• [Written exercise]
Print out each entry below exactly, please.

[Begin Task material]

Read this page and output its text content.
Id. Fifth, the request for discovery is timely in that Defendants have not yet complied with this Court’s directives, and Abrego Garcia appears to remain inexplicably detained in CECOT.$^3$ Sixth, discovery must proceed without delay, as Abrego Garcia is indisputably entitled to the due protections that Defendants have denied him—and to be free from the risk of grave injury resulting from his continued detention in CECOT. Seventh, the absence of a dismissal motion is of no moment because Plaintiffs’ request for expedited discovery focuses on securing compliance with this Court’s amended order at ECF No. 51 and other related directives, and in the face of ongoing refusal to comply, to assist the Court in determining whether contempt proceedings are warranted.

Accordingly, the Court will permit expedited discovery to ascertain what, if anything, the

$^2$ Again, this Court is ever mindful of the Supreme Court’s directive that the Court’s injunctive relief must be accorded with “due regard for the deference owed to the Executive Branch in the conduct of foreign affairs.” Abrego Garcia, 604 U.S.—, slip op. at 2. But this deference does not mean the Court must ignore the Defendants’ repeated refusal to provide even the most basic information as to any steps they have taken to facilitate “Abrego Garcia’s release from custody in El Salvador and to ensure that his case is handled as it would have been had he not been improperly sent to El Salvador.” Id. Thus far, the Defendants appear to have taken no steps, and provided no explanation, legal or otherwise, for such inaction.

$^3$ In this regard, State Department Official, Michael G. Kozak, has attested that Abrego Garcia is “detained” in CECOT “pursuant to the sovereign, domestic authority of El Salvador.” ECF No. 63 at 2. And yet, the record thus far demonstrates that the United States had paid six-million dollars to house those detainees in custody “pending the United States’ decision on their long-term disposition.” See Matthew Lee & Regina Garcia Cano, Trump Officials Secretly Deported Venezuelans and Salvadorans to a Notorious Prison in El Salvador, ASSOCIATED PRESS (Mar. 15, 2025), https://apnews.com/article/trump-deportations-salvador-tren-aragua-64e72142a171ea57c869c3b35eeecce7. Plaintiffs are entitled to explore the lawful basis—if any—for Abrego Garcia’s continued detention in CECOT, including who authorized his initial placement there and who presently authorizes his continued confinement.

[End Task material]

• [Task result]
Read this page and output its text content.
Id. Fifth, the request for discovery is timely in that Defendants have not yet complied with this Court’s directives, and Abrego Garcia appears to remain inexplicably detained in CECOT.$^3$ Sixth, discovery must proceed without delay, as Abrego Garcia is indisputably entitled to the due protections that Defendants have denied him—and to be free from the risk of grave injury resulting from his continued detention in CECOT. Seventh, the absence of a dismissal motion is of no moment because Plaintiffs’ request for expedited discovery focuses on securing compliance with this Court’s amended order at ECF No. 51 and other related directives, and in the face of ongoing refusal to comply, to assist the Court in determining whether contempt proceedings are warranted.

Accordingly, the Court will permit expedited discovery to ascertain what, if anything, the

$^2$ Again, this Court is ever mindful of the Supreme Court’s directive that the Court’s injunctive relief must be accorded with “due regard for the deference owed to the Executive Branch in the conduct of foreign affairs.” Abrego Garcia, 604 U.S.—, slip op. at 2. But this deference does not mean the Court must ignore the Defendants’ repeated refusal to provide even the most basic information as to any steps they have taken to facilitate “Abrego Garcia’s release from custody in El Salvador and to ensure that his case is handled as it would have been had he not been improperly sent to El Salvador.” Id. Thus far, the Defendants appear to have taken no steps, and provided no explanation, legal or otherwise, for such inaction.

$^3$ In this regard, State Department Official, Michael G. Kozak, has attested that Abrego Garcia is “detained” in CECOT “pursuant to the sovereign, domestic authority of El Salvador.” ECF No. 63 at 2. And yet, the record thus far demonstrates that the United States had paid six-million dollars to house those detainees in custody “pending the United States’ decision on their long-term disposition.” See Matthew Lee & Regina Garcia Cano, Trump Officials Secretly Deported Venezuelans and Salvadorans to a Notorious Prison in El Salvador, ASSOCIATED PRESS (Mar. 15, 2025), https://apnews.com/article/trump-deportations-salvador-tren-aragua-64e72142a171ea57c869c3b35eeecce7. Plaintiffs are entitled to explore the lawful basis—if any—for Abrego Garcia’s continued detention in CECOT, including who authorized his initial placement there and who presently authorizes his continued confinement.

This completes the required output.